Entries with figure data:
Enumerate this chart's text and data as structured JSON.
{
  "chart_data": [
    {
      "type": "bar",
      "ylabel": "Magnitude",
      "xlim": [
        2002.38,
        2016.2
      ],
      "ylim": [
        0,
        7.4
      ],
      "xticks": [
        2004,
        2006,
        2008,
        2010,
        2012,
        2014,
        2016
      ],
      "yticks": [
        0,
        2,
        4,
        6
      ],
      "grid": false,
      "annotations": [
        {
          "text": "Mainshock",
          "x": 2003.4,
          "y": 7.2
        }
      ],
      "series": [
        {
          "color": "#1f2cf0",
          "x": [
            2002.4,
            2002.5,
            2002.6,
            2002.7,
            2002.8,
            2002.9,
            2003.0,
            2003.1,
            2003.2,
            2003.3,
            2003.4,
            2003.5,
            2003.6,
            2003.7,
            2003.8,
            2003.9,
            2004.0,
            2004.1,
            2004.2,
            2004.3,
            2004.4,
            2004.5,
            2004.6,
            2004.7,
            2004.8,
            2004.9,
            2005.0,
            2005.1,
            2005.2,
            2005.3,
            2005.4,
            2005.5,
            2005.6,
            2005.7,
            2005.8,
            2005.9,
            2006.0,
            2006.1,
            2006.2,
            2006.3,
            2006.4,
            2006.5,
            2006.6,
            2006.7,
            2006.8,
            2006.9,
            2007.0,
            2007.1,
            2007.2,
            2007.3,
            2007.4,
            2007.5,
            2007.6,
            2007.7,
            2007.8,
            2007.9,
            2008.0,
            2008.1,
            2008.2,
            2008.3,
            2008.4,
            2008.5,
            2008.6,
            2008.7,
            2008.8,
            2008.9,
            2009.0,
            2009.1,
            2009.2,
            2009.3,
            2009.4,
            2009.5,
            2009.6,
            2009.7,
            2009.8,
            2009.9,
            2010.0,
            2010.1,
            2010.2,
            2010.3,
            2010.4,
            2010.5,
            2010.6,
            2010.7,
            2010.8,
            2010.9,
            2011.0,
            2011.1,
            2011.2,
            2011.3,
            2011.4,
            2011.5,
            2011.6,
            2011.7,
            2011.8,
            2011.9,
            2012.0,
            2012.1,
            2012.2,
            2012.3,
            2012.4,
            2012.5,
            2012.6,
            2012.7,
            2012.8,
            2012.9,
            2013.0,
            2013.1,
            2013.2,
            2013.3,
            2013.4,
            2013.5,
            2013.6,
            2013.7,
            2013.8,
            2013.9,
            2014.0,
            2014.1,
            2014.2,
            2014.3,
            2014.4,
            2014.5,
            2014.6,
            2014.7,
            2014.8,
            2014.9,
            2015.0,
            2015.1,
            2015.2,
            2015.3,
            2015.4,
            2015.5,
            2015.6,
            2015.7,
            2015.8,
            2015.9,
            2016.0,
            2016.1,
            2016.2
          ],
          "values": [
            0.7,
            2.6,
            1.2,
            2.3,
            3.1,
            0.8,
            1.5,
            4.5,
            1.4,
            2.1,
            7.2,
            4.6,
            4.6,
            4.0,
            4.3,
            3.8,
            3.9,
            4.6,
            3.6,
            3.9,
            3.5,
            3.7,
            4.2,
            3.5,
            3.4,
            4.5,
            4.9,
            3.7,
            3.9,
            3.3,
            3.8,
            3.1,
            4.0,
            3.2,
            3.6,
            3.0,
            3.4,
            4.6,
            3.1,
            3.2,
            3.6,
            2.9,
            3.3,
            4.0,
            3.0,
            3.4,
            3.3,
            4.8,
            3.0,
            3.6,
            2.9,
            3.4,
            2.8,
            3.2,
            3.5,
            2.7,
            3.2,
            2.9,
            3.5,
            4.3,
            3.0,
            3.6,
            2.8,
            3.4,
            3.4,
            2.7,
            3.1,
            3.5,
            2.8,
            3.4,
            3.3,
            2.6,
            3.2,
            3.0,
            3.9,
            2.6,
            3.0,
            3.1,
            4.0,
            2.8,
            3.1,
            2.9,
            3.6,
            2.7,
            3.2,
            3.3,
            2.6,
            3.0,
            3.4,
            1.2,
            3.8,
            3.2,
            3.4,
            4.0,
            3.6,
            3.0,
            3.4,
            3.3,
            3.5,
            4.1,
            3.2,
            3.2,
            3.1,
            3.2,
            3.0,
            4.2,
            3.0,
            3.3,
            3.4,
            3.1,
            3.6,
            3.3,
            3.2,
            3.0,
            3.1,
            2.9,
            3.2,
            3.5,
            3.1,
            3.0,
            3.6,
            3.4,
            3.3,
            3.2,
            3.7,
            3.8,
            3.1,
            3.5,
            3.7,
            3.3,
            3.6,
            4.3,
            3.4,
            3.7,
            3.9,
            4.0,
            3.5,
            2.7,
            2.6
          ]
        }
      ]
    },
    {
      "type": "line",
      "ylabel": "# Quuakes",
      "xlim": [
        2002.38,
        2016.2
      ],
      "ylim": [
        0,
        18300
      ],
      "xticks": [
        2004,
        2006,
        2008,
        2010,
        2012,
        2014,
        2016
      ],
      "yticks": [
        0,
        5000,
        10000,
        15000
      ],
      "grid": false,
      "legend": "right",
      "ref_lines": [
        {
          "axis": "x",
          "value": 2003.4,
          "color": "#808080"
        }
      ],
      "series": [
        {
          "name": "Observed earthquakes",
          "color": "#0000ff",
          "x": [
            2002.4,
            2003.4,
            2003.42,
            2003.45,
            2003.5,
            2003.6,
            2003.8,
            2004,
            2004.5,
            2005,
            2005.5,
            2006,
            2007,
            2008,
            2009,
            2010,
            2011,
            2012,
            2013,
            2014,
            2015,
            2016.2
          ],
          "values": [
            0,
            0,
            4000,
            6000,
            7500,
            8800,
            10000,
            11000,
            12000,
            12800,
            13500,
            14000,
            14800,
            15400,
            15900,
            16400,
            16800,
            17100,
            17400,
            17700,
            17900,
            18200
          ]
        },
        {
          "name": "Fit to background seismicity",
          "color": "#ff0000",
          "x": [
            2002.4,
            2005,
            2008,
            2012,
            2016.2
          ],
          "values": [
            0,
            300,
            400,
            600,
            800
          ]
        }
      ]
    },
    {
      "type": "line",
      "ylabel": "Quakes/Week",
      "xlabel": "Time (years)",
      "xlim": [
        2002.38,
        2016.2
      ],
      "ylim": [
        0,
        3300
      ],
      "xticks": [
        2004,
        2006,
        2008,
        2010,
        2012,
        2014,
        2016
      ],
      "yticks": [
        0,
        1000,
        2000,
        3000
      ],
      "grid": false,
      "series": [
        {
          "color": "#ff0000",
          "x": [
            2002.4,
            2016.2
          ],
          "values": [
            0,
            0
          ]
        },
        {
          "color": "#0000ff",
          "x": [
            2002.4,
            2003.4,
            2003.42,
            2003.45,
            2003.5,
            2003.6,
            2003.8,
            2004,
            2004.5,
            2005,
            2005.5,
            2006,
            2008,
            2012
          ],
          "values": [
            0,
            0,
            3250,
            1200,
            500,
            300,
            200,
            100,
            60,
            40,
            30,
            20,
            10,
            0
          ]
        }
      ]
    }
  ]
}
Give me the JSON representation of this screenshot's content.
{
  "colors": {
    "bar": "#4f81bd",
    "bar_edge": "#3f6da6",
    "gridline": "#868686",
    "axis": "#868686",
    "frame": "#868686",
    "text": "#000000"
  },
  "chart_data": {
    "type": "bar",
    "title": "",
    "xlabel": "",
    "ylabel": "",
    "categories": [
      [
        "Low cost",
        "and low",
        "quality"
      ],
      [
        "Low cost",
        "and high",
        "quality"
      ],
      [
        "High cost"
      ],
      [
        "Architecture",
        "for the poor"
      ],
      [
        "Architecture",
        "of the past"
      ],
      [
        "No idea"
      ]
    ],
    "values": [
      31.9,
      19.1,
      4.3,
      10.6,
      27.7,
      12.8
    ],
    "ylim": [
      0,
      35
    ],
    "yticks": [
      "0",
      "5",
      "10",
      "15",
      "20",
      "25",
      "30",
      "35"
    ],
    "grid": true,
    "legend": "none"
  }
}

* EXERCISE DETAILS
Copy every line of the records above that contains "ylabel".

* TASK RESULT
      "ylabel": "Magnitude",
      "ylabel": "# Quuakes",
      "ylabel": "Quakes/Week",
    "ylabel": "",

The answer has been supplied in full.